:: PROBLEM DESCRIPTION ::
Can you put every line of the listing below into a JSON list of strings, one string per line, skipping blank lines and leaving out any picture?

┌──

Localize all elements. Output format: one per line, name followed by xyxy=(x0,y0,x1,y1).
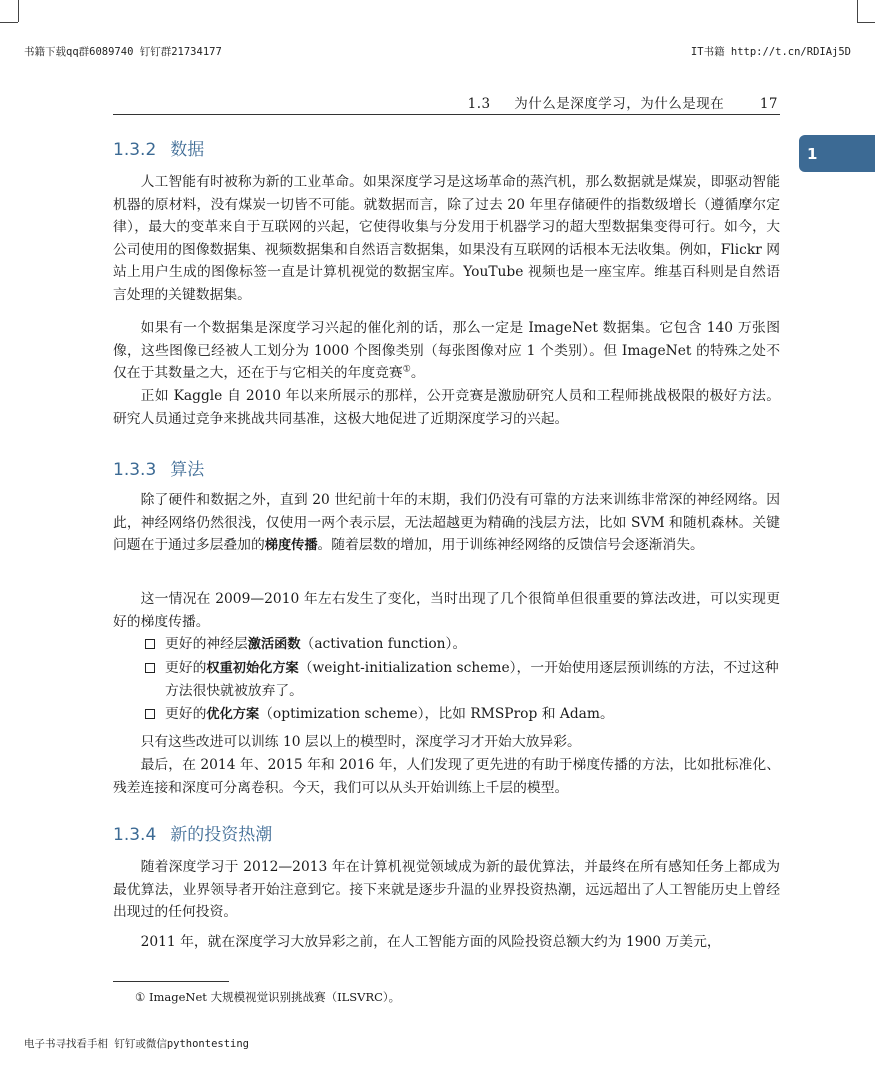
checkbox-bullet-icon xyxy=(145,709,155,719)
page-number: 17 xyxy=(759,96,778,112)
paragraph-text: 除了硬件和数据之外，直到 20 世纪前十年的末期，我们仍没有可靠的方法来训练非常深的神经网络。因此，神经网络仍然很浅，仅使用一两个表示层，无法超越更为精确的浅层方法，比如 SVM 和随机森林。关键问题在于通过多层叠加的 xyxy=(113,492,780,554)
paragraph-text: 。 xyxy=(410,365,425,382)
running-head xyxy=(113,92,778,112)
section-heading-data xyxy=(113,135,204,160)
section-number: 1.3.3 xyxy=(113,460,157,480)
item-text: 更好的 xyxy=(165,705,207,722)
paragraph: 只有这些改进可以训练 10 层以上的模型时，深度学习才开始大放异彩。 xyxy=(140,734,581,750)
checkbox-bullet-icon xyxy=(145,639,155,649)
section-title: 数据 xyxy=(170,140,205,160)
paragraph: 2011 年，就在深度学习大放异彩之前，在人工智能方面的风险投资总额大约为 1900 万美元， xyxy=(140,934,721,950)
bold-term: 激活函数 xyxy=(247,637,301,652)
list-item xyxy=(145,657,780,703)
crop-mark xyxy=(857,0,858,22)
paragraph: 正如 Kaggle 自 2010 年以来所展示的那样，公开竞赛是激励研究人员和工程师挑战极限的极好方法。研究人员通过竞争来挑战共同基准，这极大地促进了近期深度学习的兴起。 xyxy=(113,388,780,427)
header-rule xyxy=(113,114,780,115)
chapter-tab: 1 xyxy=(799,135,875,172)
bold-term: 优化方案 xyxy=(206,706,260,722)
section-number: 1.3.4 xyxy=(113,825,157,845)
list-item xyxy=(145,633,780,657)
paragraph: 人工智能有时被称为新的工业革命。如果深度学习是这场革命的蒸汽机，那么数据就是煤炭，即驱动智能机器的原材料，没有煤炭一切皆不可能。就数据而言，除了过去 20 年里存储硬件的指数级增长（遵循摩尔定律），最大的变革来自于互联网的兴起，它使得收集与分发用于机器学习的超大型数据集变得可行。如今，大公司使用的图像数据集、视频数据集和自然语言数据集，如果没有互联网的话根本无法收集。例如，Flickr 网站上用户生成的图像标签一直是计算机视觉的数据宝库。YouTube 视频也是一座宝库。维基百科则是自然语言处理的关键数据集。 xyxy=(113,174,780,303)
item-text: （optimization scheme），比如 RMSProp 和 Adam。 xyxy=(259,705,614,722)
list-item xyxy=(145,703,780,727)
paragraph: 这一情况在 2009—2010 年左右发生了变化，当时出现了几个很简单但很重要的算法改进，可以实现更好的梯度传播。 xyxy=(113,591,780,630)
header-title: 为什么是深度学习，为什么是现在 xyxy=(514,96,725,112)
bold-term: 权重初始化方案 xyxy=(206,660,299,676)
watermark-bottom-left: 电子书寻找看手相 钉钉或微信pythontesting xyxy=(24,1038,250,1050)
footnote: ① ImageNet 大规模视觉识别挑战赛（ILSVRC）。 xyxy=(135,990,401,1004)
crop-mark xyxy=(0,22,18,23)
section-heading-investment xyxy=(113,820,272,845)
watermark-top-left: 书籍下载qq群6089740 钉钉群21734177 xyxy=(24,46,222,58)
item-text: （weight-initialization scheme），一开始使用逐层预训练的方法，不过这种方法很快就被放弃了。 xyxy=(165,659,779,700)
section-heading-algorithms xyxy=(113,455,204,480)
section-title: 新的投资热潮 xyxy=(170,825,273,845)
paragraph xyxy=(113,489,780,558)
paragraph xyxy=(113,317,780,385)
paragraph-text: 。随着层数的增加，用于训练神经网络的反馈信号会逐渐消失。 xyxy=(317,537,704,554)
footnote-marker: ① xyxy=(402,364,411,375)
footnote-rule xyxy=(113,981,229,982)
watermark-top-right: IT书籍 http://t.cn/RDIAj5D xyxy=(690,46,851,58)
item-text: （activation function）。 xyxy=(300,636,467,652)
paragraph: 最后，在 2014 年、2015 年和 2016 年，人们发现了更先进的有助于梯度传播的方法，比如批标准化、残差连接和深度可分离卷积。今天，我们可以从头开始训练上千层的模型。 xyxy=(113,757,780,796)
paragraph-text: 如果有一个数据集是深度学习兴起的催化剂的话，那么一定是 ImageNet 数据集。它包含 140 万张图像，这些图像已经被人工划分为 1000 个图像类别（每张图像对应 1 个类别）。但 ImageNet 的特殊之处不仅在于其数量之大，还在于与它相关的年度竞赛 xyxy=(113,320,780,382)
checkbox-bullet-icon xyxy=(145,663,155,673)
section-number: 1.3.2 xyxy=(113,140,157,160)
header-section: 1.3 xyxy=(467,96,491,112)
paragraph: 随着深度学习于 2012—2013 年在计算机视觉领域成为新的最优算法，并最终在所有感知任务上都成为最优算法，业界领导者开始注意到它。接下来就是逐步升温的业界投资热潮，远远超出了人工智能历史上曾经出现过的任何投资。 xyxy=(113,859,780,921)
item-text: 更好的神经层 xyxy=(165,636,248,652)
improvement-list xyxy=(145,633,780,726)
crop-mark xyxy=(18,0,19,22)
bold-term: 梯度传播 xyxy=(264,538,318,554)
item-text: 更好的 xyxy=(165,659,207,676)
crop-mark xyxy=(857,22,875,23)
section-title: 算法 xyxy=(170,460,205,480)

└──

:: FINAL RESULT ::
[
  "Localize all elements. Output format: one per line, name followed by xyxy=(x0,y0,x1,y1).",
  "checkbox-bullet-icon xyxy=(145,709,155,719)",
  "page-number: 17 xyxy=(759,96,778,112)",
  "paragraph-text: 除了硬件和数据之外，直到 20 世纪前十年的末期，我们仍没有可靠的方法来训练非常深的神经网络。因此，神经网络仍然很浅，仅使用一两个表示层，无法超越更为精确的浅层方法，比如 SVM 和随机森林。关键问题在于通过多层叠加的 xyxy=(113,492,780,554)",
  "paragraph-text: 。 xyxy=(410,365,425,382)",
  "running-head xyxy=(113,92,778,112)",
  "section-heading-data xyxy=(113,135,204,160)",
  "section-number: 1.3.3 xyxy=(113,460,157,480)",
  "item-text: 更好的 xyxy=(165,705,207,722)",
  "paragraph: 只有这些改进可以训练 10 层以上的模型时，深度学习才开始大放异彩。 xyxy=(140,734,581,750)",
  "checkbox-bullet-icon xyxy=(145,639,155,649)",
  "section-title: 数据 xyxy=(170,140,205,160)",
  "paragraph: 2011 年，就在深度学习大放异彩之前，在人工智能方面的风险投资总额大约为 1900 万美元， xyxy=(140,934,721,950)",
  "bold-term: 激活函数 xyxy=(247,637,301,652)",
  "list-item xyxy=(145,657,780,703)",
  "crop-mark xyxy=(857,0,858,22)",
  "paragraph: 正如 Kaggle 自 2010 年以来所展示的那样，公开竞赛是激励研究人员和工程师挑战极限的极好方法。研究人员通过竞争来挑战共同基准，这极大地促进了近期深度学习的兴起。 xyxy=(113,388,780,427)",
  "header-rule xyxy=(113,114,780,115)",
  "chapter-tab: 1 xyxy=(799,135,875,172)",
  "bold-term: 优化方案 xyxy=(206,706,260,722)",
  "section-number: 1.3.4 xyxy=(113,825,157,845)",
  "list-item xyxy=(145,633,780,657)",
  "paragraph: 人工智能有时被称为新的工业革命。如果深度学习是这场革命的蒸汽机，那么数据就是煤炭，即驱动智能机器的原材料，没有煤炭一切皆不可能。就数据而言，除了过去 20 年里存储硬件的指数级增长（遵循摩尔定律），最大的变革来自于互联网的兴起，它使得收集与分发用于机器学习的超大型数据集变得可行。如今，大公司使用的图像数据集、视频数据集和自然语言数据集，如果没有互联网的话根本无法收集。例如，Flickr 网站上用户生成的图像标签一直是计算机视觉的数据宝库。YouTube 视频也是一座宝库。维基百科则是自然语言处理的关键数据集。 xyxy=(113,174,780,303)",
  "item-text: （optimization scheme），比如 RMSProp 和 Adam。 xyxy=(259,705,614,722)",
  "list-item xyxy=(145,703,780,727)",
  "paragraph: 这一情况在 2009—2010 年左右发生了变化，当时出现了几个很简单但很重要的算法改进，可以实现更好的梯度传播。 xyxy=(113,591,780,630)",
  "header-title: 为什么是深度学习，为什么是现在 xyxy=(514,96,725,112)",
  "bold-term: 权重初始化方案 xyxy=(206,660,299,676)",
  "watermark-bottom-left: 电子书寻找看手相 钉钉或微信pythontesting xyxy=(24,1038,250,1050)",
  "footnote: ① ImageNet 大规模视觉识别挑战赛（ILSVRC）。 xyxy=(135,990,401,1004)",
  "crop-mark xyxy=(0,22,18,23)",
  "section-heading-investment xyxy=(113,820,272,845)",
  "watermark-top-left: 书籍下载qq群6089740 钉钉群21734177 xyxy=(24,46,222,58)",
  "item-text: （weight-initialization scheme），一开始使用逐层预训练的方法，不过这种方法很快就被放弃了。 xyxy=(165,659,779,700)",
  "section-heading-algorithms xyxy=(113,455,204,480)",
  "section-title: 新的投资热潮 xyxy=(170,825,273,845)",
  "paragraph xyxy=(113,489,780,558)",
  "paragraph xyxy=(113,317,780,385)",
  "paragraph-text: 。随着层数的增加，用于训练神经网络的反馈信号会逐渐消失。 xyxy=(317,537,704,554)",
  "footnote-marker: ① xyxy=(402,364,411,375)",
  "footnote-rule xyxy=(113,981,229,982)",
  "watermark-top-right: IT书籍 http://t.cn/RDIAj5D xyxy=(690,46,851,58)",
  "item-text: （activation function）。 xyxy=(300,636,467,652)",
  "paragraph: 最后，在 2014 年、2015 年和 2016 年，人们发现了更先进的有助于梯度传播的方法，比如批标准化、残差连接和深度可分离卷积。今天，我们可以从头开始训练上千层的模型。 xyxy=(113,757,780,796)",
  "paragraph-text: 如果有一个数据集是深度学习兴起的催化剂的话，那么一定是 ImageNet 数据集。它包含 140 万张图像，这些图像已经被人工划分为 1000 个图像类别（每张图像对应 1 个类别）。但 ImageNet 的特殊之处不仅在于其数量之大，还在于与它相关的年度竞赛 xyxy=(113,320,780,382)",
  "checkbox-bullet-icon xyxy=(145,663,155,673)",
  "section-number: 1.3.2 xyxy=(113,140,157,160)",
  "header-section: 1.3 xyxy=(467,96,491,112)",
  "paragraph: 随着深度学习于 2012—2013 年在计算机视觉领域成为新的最优算法，并最终在所有感知任务上都成为最优算法，业界领导者开始注意到它。接下来就是逐步升温的业界投资热潮，远远超出了人工智能历史上曾经出现过的任何投资。 xyxy=(113,859,780,921)",
  "item-text: 更好的神经层 xyxy=(165,636,248,652)",
  "improvement-list xyxy=(145,633,780,726)",
  "crop-mark xyxy=(18,0,19,22)",
  "bold-term: 梯度传播 xyxy=(264,538,318,554)",
  "item-text: 更好的 xyxy=(165,659,207,676)",
  "crop-mark xyxy=(857,22,875,23)",
  "section-title: 算法 xyxy=(170,460,205,480)"
]